## [REQUIREMENTS]
Output the material exactly, but drop every image it holds.

[Entries from a visual dataset]

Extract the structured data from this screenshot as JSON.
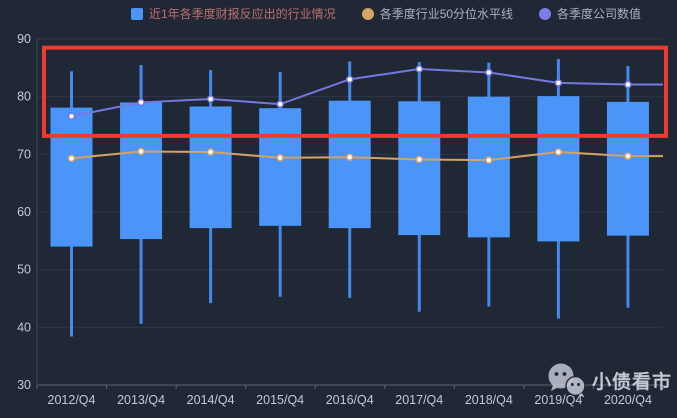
{
  "theme": {
    "background": "#212835",
    "grid_color": "#2d3546",
    "axis_line_color": "#5c6578",
    "left_axis_color": "#3d475c",
    "tick_label_color": "#bfc9dd",
    "box_color": "#4b94f8",
    "whisker_color": "#4389f0",
    "median_line_color": "#d5a267",
    "company_line_color": "#7578e0",
    "dot_fill": "#ffffff",
    "annotation_color": "#ee3b31"
  },
  "legend": {
    "items": [
      {
        "label": "近1年各季度财报反应出的行业情况",
        "marker": "square",
        "color": "#4b94f8",
        "text_color": "#bb6f6f"
      },
      {
        "label": "各季度行业50分位水平线",
        "marker": "circle",
        "color": "#d5a267",
        "text_color": "#a9b2c4"
      },
      {
        "label": "各季度公司数值",
        "marker": "circle",
        "color": "#7b7ee8",
        "text_color": "#a9b2c4"
      }
    ]
  },
  "watermark": {
    "icon": "wechat-icon",
    "text": "小债看市"
  },
  "chart_data": {
    "type": "candlestick+line",
    "title": "",
    "xlabel": "",
    "ylabel": "",
    "ylim": [
      30,
      90
    ],
    "y_ticks": [
      90,
      80,
      70,
      60,
      50,
      40,
      30
    ],
    "grid": true,
    "legend_position": "top",
    "categories": [
      "2012/Q4",
      "2013/Q4",
      "2014/Q4",
      "2015/Q4",
      "2016/Q4",
      "2017/Q4",
      "2018/Q4",
      "2019/Q4",
      "2020/Q4"
    ],
    "series": [
      {
        "name": "近1年各季度财报反应出的行业情况",
        "type": "candlestick",
        "points": [
          {
            "high": 84.4,
            "q3": 78.1,
            "q1": 54.0,
            "low": 38.4
          },
          {
            "high": 85.5,
            "q3": 79.0,
            "q1": 55.3,
            "low": 40.6
          },
          {
            "high": 84.6,
            "q3": 78.3,
            "q1": 57.2,
            "low": 44.2
          },
          {
            "high": 84.3,
            "q3": 78.0,
            "q1": 57.6,
            "low": 45.3
          },
          {
            "high": 86.1,
            "q3": 79.3,
            "q1": 57.2,
            "low": 45.1
          },
          {
            "high": 86.0,
            "q3": 79.2,
            "q1": 56.0,
            "low": 42.7
          },
          {
            "high": 85.9,
            "q3": 80.0,
            "q1": 55.6,
            "low": 43.6
          },
          {
            "high": 86.5,
            "q3": 80.1,
            "q1": 54.9,
            "low": 41.5
          },
          {
            "high": 85.3,
            "q3": 79.1,
            "q1": 55.9,
            "low": 43.4
          }
        ]
      },
      {
        "name": "各季度行业50分位水平线",
        "type": "line",
        "values": [
          69.3,
          70.5,
          70.4,
          69.4,
          69.5,
          69.1,
          69.0,
          70.4,
          69.7
        ],
        "extends_to_right_edge": true
      },
      {
        "name": "各季度公司数值",
        "type": "line",
        "values": [
          76.6,
          79.0,
          79.6,
          78.7,
          83.0,
          84.8,
          84.2,
          82.4,
          82.1
        ],
        "extends_to_right_edge": true
      }
    ],
    "annotation": {
      "shape": "rect",
      "description": "red highlight box over upper value band",
      "y_top_value": 88.5,
      "y_bottom_value": 73.2
    }
  }
}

## [RESULT OF THIS EXERCISE]
Extract the structured data from this screenshot as JSON.
{
  "theme": {
    "background": "#212835",
    "grid_color": "#2d3546",
    "axis_line_color": "#5c6578",
    "left_axis_color": "#3d475c",
    "tick_label_color": "#bfc9dd",
    "box_color": "#4b94f8",
    "whisker_color": "#4389f0",
    "median_line_color": "#d5a267",
    "company_line_color": "#7578e0",
    "dot_fill": "#ffffff",
    "annotation_color": "#ee3b31"
  },
  "legend": {
    "items": [
      {
        "label": "近1年各季度财报反应出的行业情况",
        "marker": "square",
        "color": "#4b94f8",
        "text_color": "#bb6f6f"
      },
      {
        "label": "各季度行业50分位水平线",
        "marker": "circle",
        "color": "#d5a267",
        "text_color": "#a9b2c4"
      },
      {
        "label": "各季度公司数值",
        "marker": "circle",
        "color": "#7b7ee8",
        "text_color": "#a9b2c4"
      }
    ]
  },
  "watermark": {
    "icon": "wechat-icon",
    "text": "小债看市"
  },
  "chart_data": {
    "type": "candlestick+line",
    "title": "",
    "xlabel": "",
    "ylabel": "",
    "ylim": [
      30,
      90
    ],
    "y_ticks": [
      90,
      80,
      70,
      60,
      50,
      40,
      30
    ],
    "grid": true,
    "legend_position": "top",
    "categories": [
      "2012/Q4",
      "2013/Q4",
      "2014/Q4",
      "2015/Q4",
      "2016/Q4",
      "2017/Q4",
      "2018/Q4",
      "2019/Q4",
      "2020/Q4"
    ],
    "series": [
      {
        "name": "近1年各季度财报反应出的行业情况",
        "type": "candlestick",
        "points": [
          {
            "high": 84.4,
            "q3": 78.1,
            "q1": 54.0,
            "low": 38.4
          },
          {
            "high": 85.5,
            "q3": 79.0,
            "q1": 55.3,
            "low": 40.6
          },
          {
            "high": 84.6,
            "q3": 78.3,
            "q1": 57.2,
            "low": 44.2
          },
          {
            "high": 84.3,
            "q3": 78.0,
            "q1": 57.6,
            "low": 45.3
          },
          {
            "high": 86.1,
            "q3": 79.3,
            "q1": 57.2,
            "low": 45.1
          },
          {
            "high": 86.0,
            "q3": 79.2,
            "q1": 56.0,
            "low": 42.7
          },
          {
            "high": 85.9,
            "q3": 80.0,
            "q1": 55.6,
            "low": 43.6
          },
          {
            "high": 86.5,
            "q3": 80.1,
            "q1": 54.9,
            "low": 41.5
          },
          {
            "high": 85.3,
            "q3": 79.1,
            "q1": 55.9,
            "low": 43.4
          }
        ]
      },
      {
        "name": "各季度行业50分位水平线",
        "type": "line",
        "values": [
          69.3,
          70.5,
          70.4,
          69.4,
          69.5,
          69.1,
          69.0,
          70.4,
          69.7
        ],
        "extends_to_right_edge": true
      },
      {
        "name": "各季度公司数值",
        "type": "line",
        "values": [
          76.6,
          79.0,
          79.6,
          78.7,
          83.0,
          84.8,
          84.2,
          82.4,
          82.1
        ],
        "extends_to_right_edge": true
      }
    ],
    "annotation": {
      "shape": "rect",
      "description": "red highlight box over upper value band",
      "y_top_value": 88.5,
      "y_bottom_value": 73.2
    }
  }
}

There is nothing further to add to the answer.